→ Stated problem
Print every row below verbatim, character for character, and leave the picture out of your output.

→ Record excerpts
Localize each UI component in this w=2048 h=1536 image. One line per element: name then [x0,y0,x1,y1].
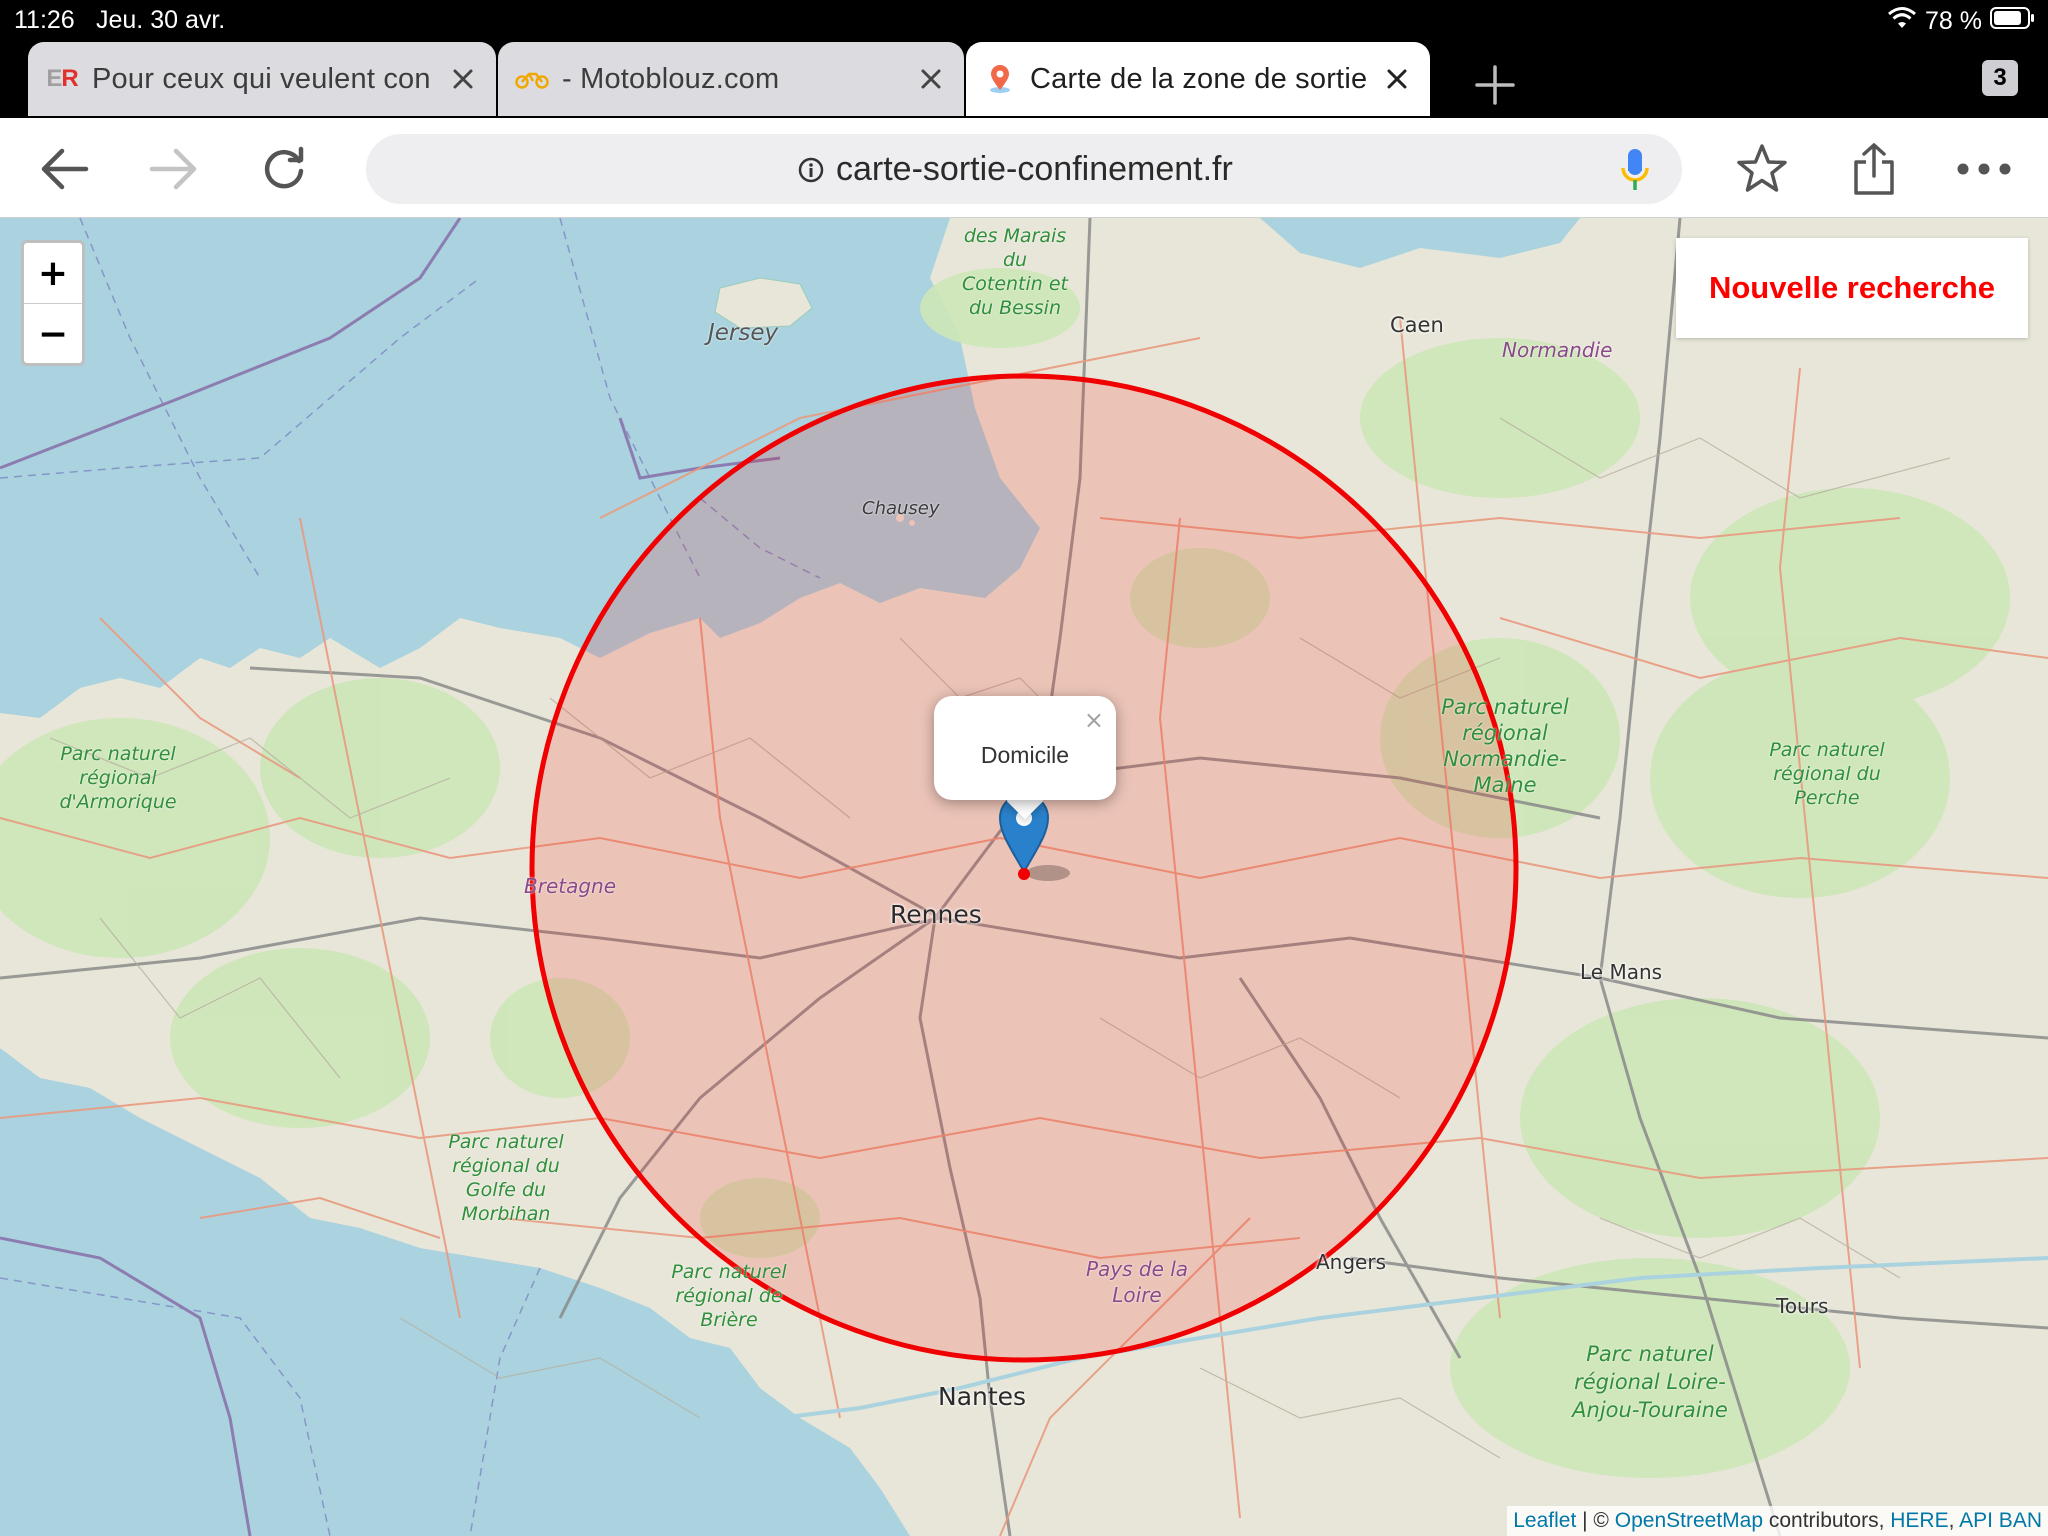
status-bar: 11:26 Jeu. 30 avr. 78 % [0,0,2048,40]
forward-button[interactable] [145,140,203,198]
tab-title: Pour ceux qui veulent con [92,62,431,95]
tab-motoblouz[interactable]: - Motoblouz.com [498,42,964,116]
address-bar[interactable]: carte-sortie-confinement.fr [366,134,1682,204]
status-time: 11:26 [14,6,75,34]
menu-button[interactable] [1955,140,2013,198]
forward-arrow-icon [149,148,197,190]
close-tab-icon[interactable] [446,62,480,96]
url-text: carte-sortie-confinement.fr [836,150,1233,188]
popup-close-button[interactable]: × [1084,706,1104,734]
microphone-icon[interactable] [1620,147,1650,198]
info-icon[interactable] [798,157,824,188]
motorcycle-favicon-icon [514,61,550,97]
tab-title: - Motoblouz.com [562,62,780,95]
tab-carte-zone[interactable]: Carte de la zone de sortie [966,42,1430,116]
tab-strip: ER Pour ceux qui veulent con - Motoblouz… [0,40,2048,118]
map-view[interactable]: Jersey Chausey Caen Normandie Bretagne R… [0,218,2048,1536]
reload-button[interactable] [255,140,313,198]
close-tab-icon[interactable] [914,62,948,96]
attribution-contributors: contributors, [1763,1509,1891,1532]
battery-percent: 78 % [1925,6,1982,35]
new-search-button[interactable]: Nouvelle recherche [1676,238,2028,338]
reload-icon [264,146,304,189]
status-right: 78 % [1887,4,2036,38]
here-link[interactable]: HERE [1890,1509,1948,1532]
tab-count-button[interactable]: 3 [1982,60,2018,96]
map-tiles[interactable] [0,218,2048,1536]
zoom-in-button[interactable]: + [24,243,82,304]
osm-link[interactable]: OpenStreetMap [1615,1509,1763,1532]
share-button[interactable] [1845,140,1903,198]
plus-icon [1475,65,1515,105]
battery-icon [1990,6,2036,37]
tab-title: Carte de la zone de sortie [1030,62,1368,95]
wifi-icon [1887,6,1917,37]
new-tab-button[interactable] [1470,60,1520,110]
zoom-control: + − [21,240,85,366]
map-pin-favicon-icon [982,61,1018,97]
share-icon [1854,143,1894,195]
map-attribution: Leaflet | © OpenStreetMap contributors, … [1507,1506,2048,1536]
star-icon [1737,144,1787,192]
browser-toolbar: carte-sortie-confinement.fr [0,118,2048,218]
status-date: Jeu. 30 avr. [96,6,226,34]
zoom-out-button[interactable]: − [24,304,82,363]
more-dots-icon [1957,163,2011,175]
attribution-separator: | © [1576,1509,1615,1532]
back-button[interactable] [35,140,93,198]
close-tab-icon[interactable] [1380,62,1414,96]
tab-pour-ceux[interactable]: ER Pour ceux qui veulent con [28,42,496,116]
er-favicon-icon: ER [46,65,78,92]
marker-popup: × Domicile [934,696,1116,800]
bookmark-button[interactable] [1733,140,1791,198]
popup-text: Domicile [980,742,1070,768]
attribution-comma: , [1948,1509,1960,1532]
api-ban-link[interactable]: API BAN [1959,1509,2042,1532]
back-arrow-icon [41,148,89,190]
leaflet-link[interactable]: Leaflet [1513,1509,1576,1532]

→ Complete answer
Localize each UI component in this w=2048 h=1536 image. One line per element: name then [x0,y0,x1,y1].
status-bar: 11:26 Jeu. 30 avr. 78 % [0,0,2048,40]
forward-button[interactable] [145,140,203,198]
tab-title: Pour ceux qui veulent con [92,62,431,95]
tab-motoblouz[interactable]: - Motoblouz.com [498,42,964,116]
address-bar[interactable]: carte-sortie-confinement.fr [366,134,1682,204]
status-time: 11:26 [14,6,75,34]
menu-button[interactable] [1955,140,2013,198]
forward-arrow-icon [149,148,197,190]
close-tab-icon[interactable] [446,62,480,96]
url-text: carte-sortie-confinement.fr [836,150,1233,188]
popup-close-button[interactable]: × [1084,706,1104,734]
microphone-icon[interactable] [1620,147,1650,198]
info-icon[interactable] [798,157,824,188]
motorcycle-favicon-icon [514,61,550,97]
tab-title: - Motoblouz.com [562,62,780,95]
tab-carte-zone[interactable]: Carte de la zone de sortie [966,42,1430,116]
tab-strip: ER Pour ceux qui veulent con - Motoblouz… [0,40,2048,118]
map-view[interactable]: Jersey Chausey Caen Normandie Bretagne R… [0,218,2048,1536]
reload-button[interactable] [255,140,313,198]
close-tab-icon[interactable] [914,62,948,96]
attribution-contributors: contributors, [1763,1509,1891,1532]
battery-percent: 78 % [1925,6,1982,35]
new-search-button[interactable]: Nouvelle recherche [1676,238,2028,338]
reload-icon [264,146,304,189]
status-right: 78 % [1887,4,2036,38]
here-link[interactable]: HERE [1890,1509,1948,1532]
tab-count-button[interactable]: 3 [1982,60,2018,96]
map-tiles[interactable] [0,218,2048,1536]
zoom-in-button[interactable]: + [24,243,82,304]
osm-link[interactable]: OpenStreetMap [1615,1509,1763,1532]
share-button[interactable] [1845,140,1903,198]
plus-icon [1475,65,1515,105]
battery-icon [1990,6,2036,37]
tab-title: Carte de la zone de sortie [1030,62,1368,95]
wifi-icon [1887,6,1917,37]
new-tab-button[interactable] [1470,60,1520,110]
zoom-control: + − [21,240,85,366]
map-pin-favicon-icon [982,61,1018,97]
share-icon [1854,143,1894,195]
map-attribution: Leaflet | © OpenStreetMap contributors, … [1507,1506,2048,1536]
star-icon [1737,144,1787,192]
browser-toolbar: carte-sortie-confinement.fr [0,118,2048,218]
status-date: Jeu. 30 avr. [96,6,226,34]
zoom-out-button[interactable]: − [24,304,82,363]
more-dots-icon [1957,163,2011,175]
attribution-separator: | © [1576,1509,1615,1532]
back-button[interactable] [35,140,93,198]
close-tab-icon[interactable] [1380,62,1414,96]
tab-pour-ceux[interactable]: ER Pour ceux qui veulent con [28,42,496,116]
er-favicon-icon: ER [46,65,78,92]
marker-popup: × Domicile [934,696,1116,800]
bookmark-button[interactable] [1733,140,1791,198]
popup-text: Domicile [980,742,1070,768]
attribution-comma: , [1948,1509,1960,1532]
api-ban-link[interactable]: API BAN [1959,1509,2042,1532]
back-arrow-icon [41,148,89,190]
leaflet-link[interactable]: Leaflet [1513,1509,1576,1532]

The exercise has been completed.